TASK DETAILS:
Please retype the records below exactly, leaving out any pictures.
++++ SUPPLIED ENTRIES
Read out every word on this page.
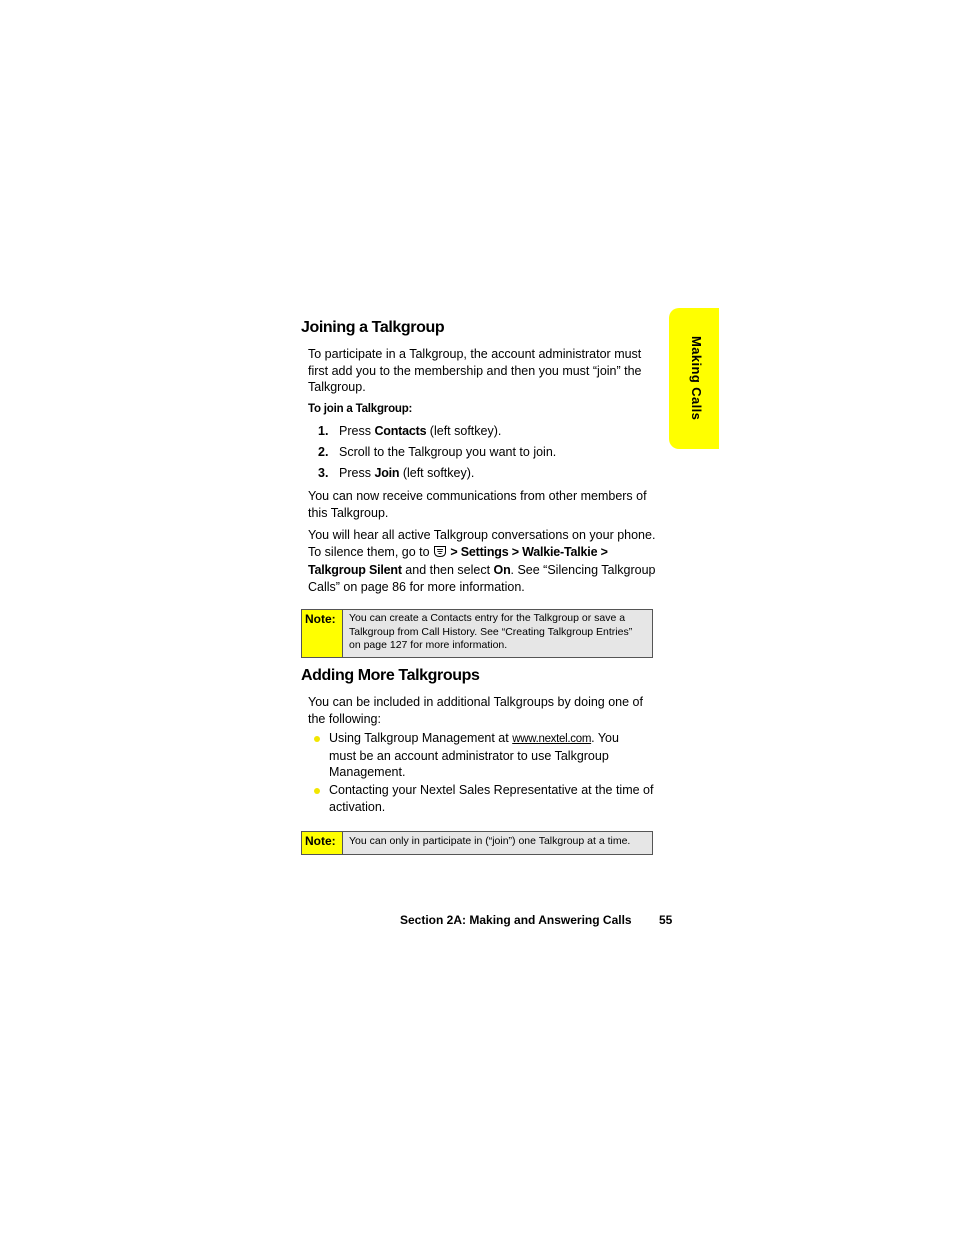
Making Calls
Joining a Talkgroup

To participate in a Talkgroup, the account administrator must first add you to the membership and then you must “join” the Talkgroup.

To join a Talkgroup:

1. Press Contacts (left softkey).
2. Scroll to the Talkgroup you want to join.
3. Press Join (left softkey).

You can now receive communications from other members of this Talkgroup.

You will hear all active Talkgroup conversations on your phone. To silence them, go to  > Settings > Walkie-Talkie > Talkgroup Silent and then select On. See “Silencing Talkgroup Calls” on page 86 for more information.

Note:	You can create a Contacts entry for the Talkgroup or save a Talkgroup from Call History. See “Creating Talkgroup Entries” on page 127 for more information.
Adding More Talkgroups

You can be included in additional Talkgroups by doing one of the following:

Using Talkgroup Management at www.nextel.com. You must be an account administrator to use Talkgroup Management.
Contacting your Nextel Sales Representative at the time of activation.
Note:	You can only in participate in (“join”) one Talkgroup at a time.
Section 2A: Making and Answering Calls 55
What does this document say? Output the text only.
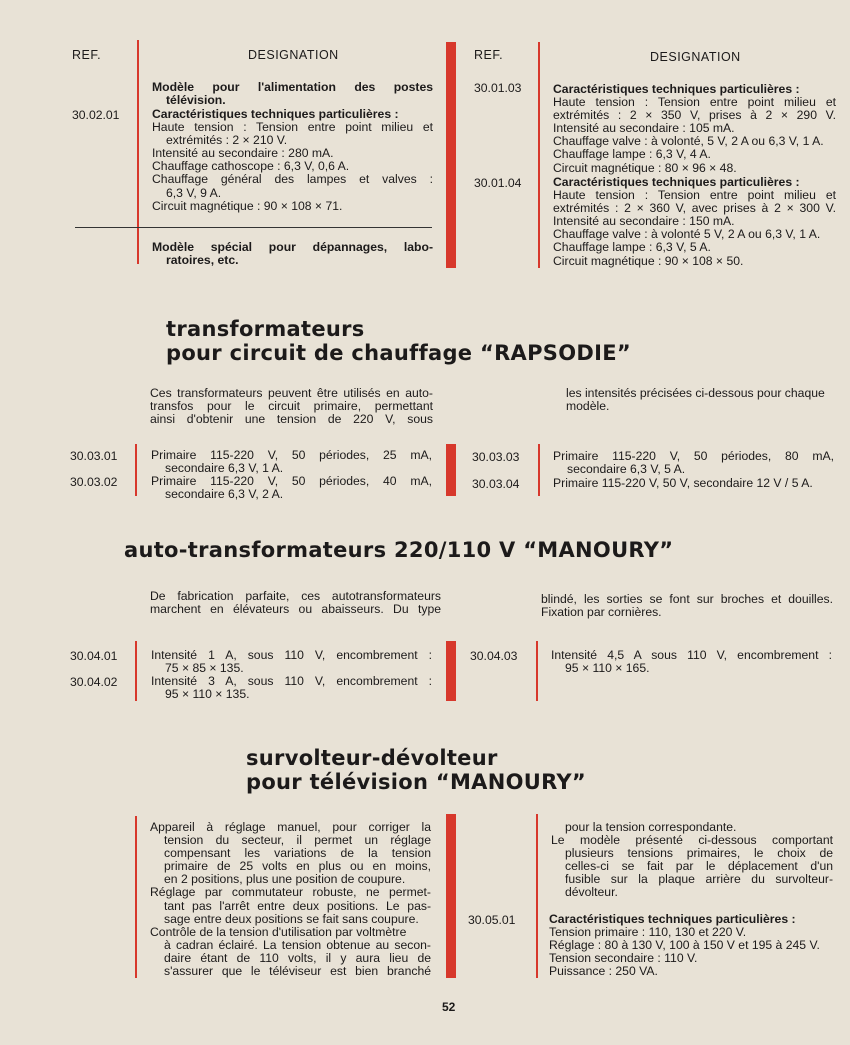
REF.	DESIGNATION	REF.	DESIGNATION
Modèle pour l'alimentation des postes
télévision.
30.02.01	Caractéristiques techniques particulières :
Haute tension : Tension entre point milieu et
extrémités : 2 × 210 V.
Intensité au secondaire : 280 mA.
Chauffage cathoscope : 6,3 V, 0,6 A.
Chauffage général des lampes et valves :
6,3 V, 9 A.
Circuit magnétique : 90 × 108 × 71.
Modèle spécial pour dépannages, labo-
ratoires, etc.
30.01.03	Caractéristiques techniques particulières :
Haute tension : Tension entre point milieu et
extrémités : 2 × 350 V, prises à 2 × 290 V.
Intensité au secondaire : 105 mA.
Chauffage valve : à volonté, 5 V, 2 A ou 6,3 V, 1 A.
Chauffage lampe : 6,3 V, 4 A.
Circuit magnétique : 80 × 96 × 48.
30.01.04	Caractéristiques techniques particulières :
Haute tension : Tension entre point milieu et
extrémités : 2 × 360 V, avec prises à 2 × 300 V.
Intensité au secondaire : 150 mA.
Chauffage valve : à volonté 5 V, 2 A ou 6,3 V, 1 A.
Chauffage lampe : 6,3 V, 5 A.
Circuit magnétique : 90 × 108 × 50.
transformateurs
pour circuit de chauffage “RAPSODIE”
Ces transformateurs peuvent être utilisés en auto-
transfos pour le circuit primaire, permettant
ainsi d'obtenir une tension de 220 V, sous
les intensités précisées ci-dessous pour chaque
modèle.
30.03.01	Primaire 115-220 V, 50 périodes, 25 mA,
secondaire 6,3 V, 1 A.
30.03.02	Primaire 115-220 V, 50 périodes, 40 mA,
secondaire 6,3 V, 2 A.
30.03.03	Primaire 115-220 V, 50 périodes, 80 mA,
secondaire 6,3 V, 5 A.
30.03.04	Primaire 115-220 V, 50 V, secondaire 12 V / 5 A.
auto-transformateurs 220/110 V “MANOURY”
De fabrication parfaite, ces autotransformateurs
marchent en élévateurs ou abaisseurs. Du type
blindé, les sorties se font sur broches et douilles.
Fixation par cornières.
30.04.01	Intensité 1 A, sous 110 V, encombrement :
75 × 85 × 135.
30.04.02	Intensité 3 A, sous 110 V, encombrement :
95 × 110 × 135.
30.04.03	Intensité 4,5 A sous 110 V, encombrement :
95 × 110 × 165.
survolteur-dévolteur
pour télévision “MANOURY”
Appareil à réglage manuel, pour corriger la
tension du secteur, il permet un réglage
compensant les variations de la tension
primaire de 25 volts en plus ou en moins,
en 2 positions, plus une position de coupure.
Réglage par commutateur robuste, ne permet-
tant pas l'arrêt entre deux positions. Le pas-
sage entre deux positions se fait sans coupure.
Contrôle de la tension d'utilisation par voltmètre
à cadran éclairé. La tension obtenue au secon-
daire étant de 110 volts, il y aura lieu de
s'assurer que le téléviseur est bien branché
pour la tension correspondante.
Le modèle présenté ci-dessous comportant
plusieurs tensions primaires, le choix de
celles-ci se fait par le déplacement d'un
fusible sur la plaque arrière du survolteur-
dévolteur.
30.05.01	Caractéristiques techniques particulières :
Tension primaire : 110, 130 et 220 V.
Réglage : 80 à 130 V, 100 à 150 V et 195 à 245 V.
Tension secondaire : 110 V.
Puissance : 250 VA.
52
++++++++
OUTPUT FOR THIS EXERCISE:
Read out every word on this page.
Making Calls
Joining a Talkgroup

To participate in a Talkgroup, the account administrator must first add you to the membership and then you must “join” the Talkgroup.

To join a Talkgroup:

1. Press Contacts (left softkey).
2. Scroll to the Talkgroup you want to join.
3. Press Join (left softkey).

You can now receive communications from other members of this Talkgroup.

You will hear all active Talkgroup conversations on your phone. To silence them, go to  > Settings > Walkie-Talkie > Talkgroup Silent and then select On. See “Silencing Talkgroup Calls” on page 86 for more information.

Note:	You can create a Contacts entry for the Talkgroup or save a Talkgroup from Call History. See “Creating Talkgroup Entries” on page 127 for more information.
Adding More Talkgroups

You can be included in additional Talkgroups by doing one of the following:

Using Talkgroup Management at www.nextel.com. You must be an account administrator to use Talkgroup Management.
Contacting your Nextel Sales Representative at the time of activation.
Note:	You can only in participate in (“join”) one Talkgroup at a time.
Section 2A: Making and Answering Calls 55
What does this document say? Output the text only.
REF.	DESIGNATION	REF.	DESIGNATION
Modèle pour l'alimentation des postes
télévision.
30.02.01	Caractéristiques techniques particulières :
Haute tension : Tension entre point milieu et
extrémités : 2 × 210 V.
Intensité au secondaire : 280 mA.
Chauffage cathoscope : 6,3 V, 0,6 A.
Chauffage général des lampes et valves :
6,3 V, 9 A.
Circuit magnétique : 90 × 108 × 71.
Modèle spécial pour dépannages, labo-
ratoires, etc.
30.01.03	Caractéristiques techniques particulières :
Haute tension : Tension entre point milieu et
extrémités : 2 × 350 V, prises à 2 × 290 V.
Intensité au secondaire : 105 mA.
Chauffage valve : à volonté, 5 V, 2 A ou 6,3 V, 1 A.
Chauffage lampe : 6,3 V, 4 A.
Circuit magnétique : 80 × 96 × 48.
30.01.04	Caractéristiques techniques particulières :
Haute tension : Tension entre point milieu et
extrémités : 2 × 360 V, avec prises à 2 × 300 V.
Intensité au secondaire : 150 mA.
Chauffage valve : à volonté 5 V, 2 A ou 6,3 V, 1 A.
Chauffage lampe : 6,3 V, 5 A.
Circuit magnétique : 90 × 108 × 50.
transformateurs
pour circuit de chauffage “RAPSODIE”
Ces transformateurs peuvent être utilisés en auto-
transfos pour le circuit primaire, permettant
ainsi d'obtenir une tension de 220 V, sous
les intensités précisées ci-dessous pour chaque
modèle.
30.03.01	Primaire 115-220 V, 50 périodes, 25 mA,
secondaire 6,3 V, 1 A.
30.03.02	Primaire 115-220 V, 50 périodes, 40 mA,
secondaire 6,3 V, 2 A.
30.03.03	Primaire 115-220 V, 50 périodes, 80 mA,
secondaire 6,3 V, 5 A.
30.03.04	Primaire 115-220 V, 50 V, secondaire 12 V / 5 A.
auto-transformateurs 220/110 V “MANOURY”
De fabrication parfaite, ces autotransformateurs
marchent en élévateurs ou abaisseurs. Du type
blindé, les sorties se font sur broches et douilles.
Fixation par cornières.
30.04.01	Intensité 1 A, sous 110 V, encombrement :
75 × 85 × 135.
30.04.02	Intensité 3 A, sous 110 V, encombrement :
95 × 110 × 135.
30.04.03	Intensité 4,5 A sous 110 V, encombrement :
95 × 110 × 165.
survolteur-dévolteur
pour télévision “MANOURY”
Appareil à réglage manuel, pour corriger la
tension du secteur, il permet un réglage
compensant les variations de la tension
primaire de 25 volts en plus ou en moins,
en 2 positions, plus une position de coupure.
Réglage par commutateur robuste, ne permet-
tant pas l'arrêt entre deux positions. Le pas-
sage entre deux positions se fait sans coupure.
Contrôle de la tension d'utilisation par voltmètre
à cadran éclairé. La tension obtenue au secon-
daire étant de 110 volts, il y aura lieu de
s'assurer que le téléviseur est bien branché
pour la tension correspondante.
Le modèle présenté ci-dessous comportant
plusieurs tensions primaires, le choix de
celles-ci se fait par le déplacement d'un
fusible sur la plaque arrière du survolteur-
dévolteur.
30.05.01	Caractéristiques techniques particulières :
Tension primaire : 110, 130 et 220 V.
Réglage : 80 à 130 V, 100 à 150 V et 195 à 245 V.
Tension secondaire : 110 V.
Puissance : 250 VA.
52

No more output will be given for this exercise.